**Set problem**
Strip the pictures and reproduce the rest of the listing exactly.

===== Record list

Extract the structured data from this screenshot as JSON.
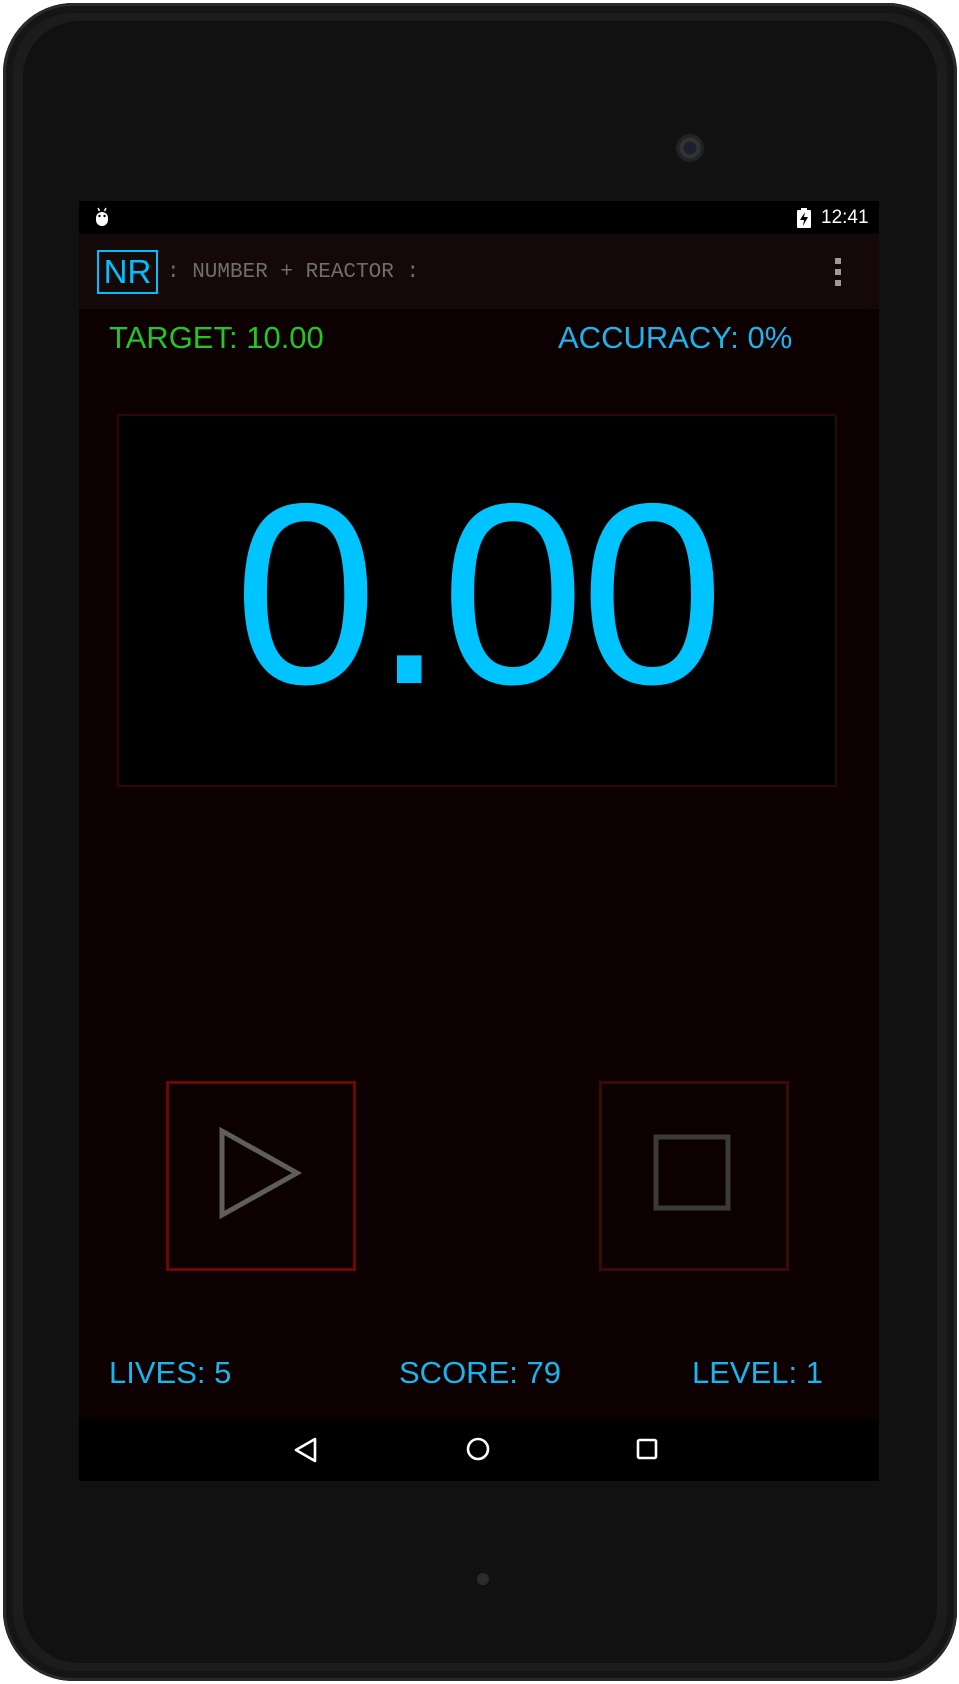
{
  "status_bar": {
    "left_icon": "android-debug-icon",
    "battery_icon": "battery-charging-icon",
    "time": "12:41"
  },
  "action_bar": {
    "logo": "NR",
    "title": ": NUMBER + REACTOR :",
    "overflow_icon": "more-vert-icon"
  },
  "game": {
    "target": "TARGET: 10.00",
    "accuracy": "ACCURACY: 0%",
    "display_value": "0.00",
    "play_icon": "play-icon",
    "stop_icon": "stop-icon",
    "lives": "LIVES: 5",
    "score": "SCORE: 79",
    "level": "LEVEL: 1"
  },
  "nav_bar": {
    "back_icon": "back-triangle-icon",
    "home_icon": "home-circle-icon",
    "recent_icon": "recent-apps-icon"
  },
  "colors": {
    "accent_blue": "#00c4ff",
    "target_green": "#22c722",
    "play_border": "#6a0808",
    "stop_border": "#3a0a0a",
    "background": "#0d0000"
  }
}
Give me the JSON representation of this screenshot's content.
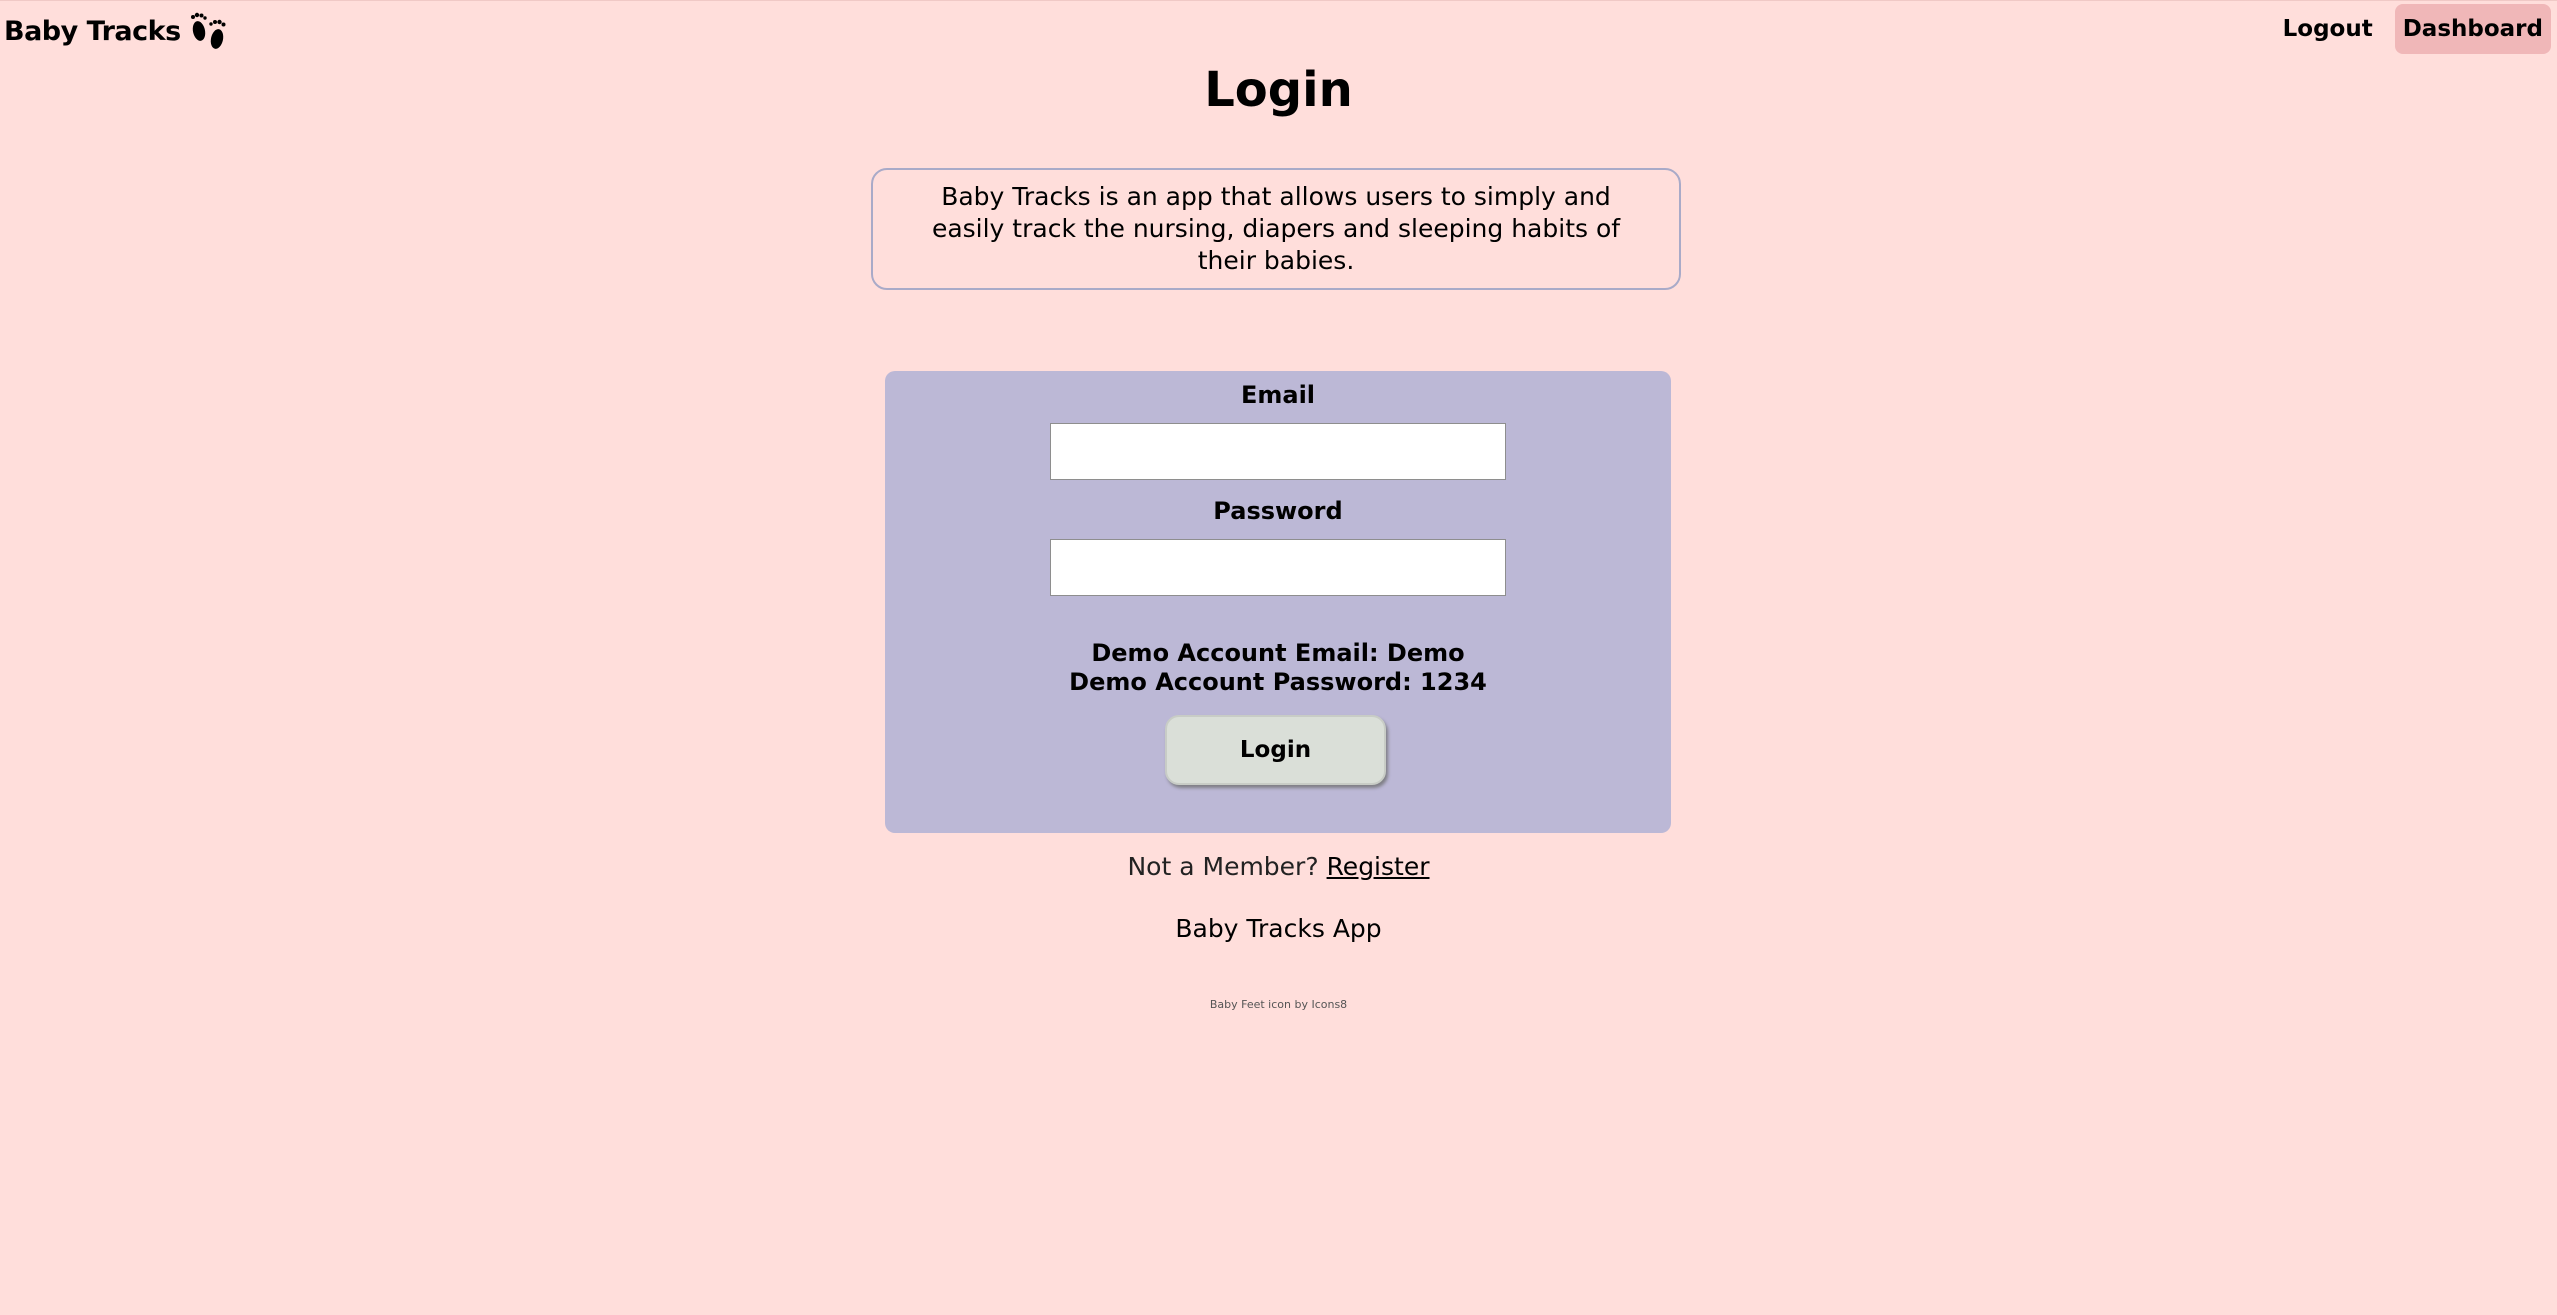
{
  "nav": {
    "brand": "Baby Tracks",
    "brand_icon": "baby-feet-icon",
    "logout": "Logout",
    "dashboard": "Dashboard"
  },
  "page": {
    "title": "Login"
  },
  "about": {
    "text": "Baby Tracks is an app that allows users to simply and easily track the nursing, diapers and sleeping habits of their babies."
  },
  "form": {
    "email_label": "Email",
    "email_value": "",
    "password_label": "Password",
    "password_value": "",
    "demo_email": "Demo Account Email: Demo",
    "demo_password": "Demo Account Password: 1234",
    "submit": "Login"
  },
  "register": {
    "prompt": "Not a Member?",
    "link": "Register"
  },
  "footer": {
    "title": "Baby Tracks App",
    "credit": "Baby Feet icon by Icons8"
  },
  "colors": {
    "background": "#ffdedb",
    "card": "#bcb8d6",
    "active_nav": "#f0b7b8",
    "button": "#dadfd8",
    "about_border": "#a9aac8"
  }
}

==========

**Completed exercise**
Extract the structured data from this screenshot as JSON.
{
  "status_bar": {
    "left_icon": "android-debug-icon",
    "battery_icon": "battery-charging-icon",
    "time": "12:41"
  },
  "action_bar": {
    "logo": "NR",
    "title": ": NUMBER + REACTOR :",
    "overflow_icon": "more-vert-icon"
  },
  "game": {
    "target": "TARGET: 10.00",
    "accuracy": "ACCURACY: 0%",
    "display_value": "0.00",
    "play_icon": "play-icon",
    "stop_icon": "stop-icon",
    "lives": "LIVES: 5",
    "score": "SCORE: 79",
    "level": "LEVEL: 1"
  },
  "nav_bar": {
    "back_icon": "back-triangle-icon",
    "home_icon": "home-circle-icon",
    "recent_icon": "recent-apps-icon"
  },
  "colors": {
    "accent_blue": "#00c4ff",
    "target_green": "#22c722",
    "play_border": "#6a0808",
    "stop_border": "#3a0a0a",
    "background": "#0d0000"
  }
}
Give me the JSON representation of this screenshot's content.
{
  "nav": {
    "brand": "Baby Tracks",
    "brand_icon": "baby-feet-icon",
    "logout": "Logout",
    "dashboard": "Dashboard"
  },
  "page": {
    "title": "Login"
  },
  "about": {
    "text": "Baby Tracks is an app that allows users to simply and easily track the nursing, diapers and sleeping habits of their babies."
  },
  "form": {
    "email_label": "Email",
    "email_value": "",
    "password_label": "Password",
    "password_value": "",
    "demo_email": "Demo Account Email: Demo",
    "demo_password": "Demo Account Password: 1234",
    "submit": "Login"
  },
  "register": {
    "prompt": "Not a Member?",
    "link": "Register"
  },
  "footer": {
    "title": "Baby Tracks App",
    "credit": "Baby Feet icon by Icons8"
  },
  "colors": {
    "background": "#ffdedb",
    "card": "#bcb8d6",
    "active_nav": "#f0b7b8",
    "button": "#dadfd8",
    "about_border": "#a9aac8"
  }
}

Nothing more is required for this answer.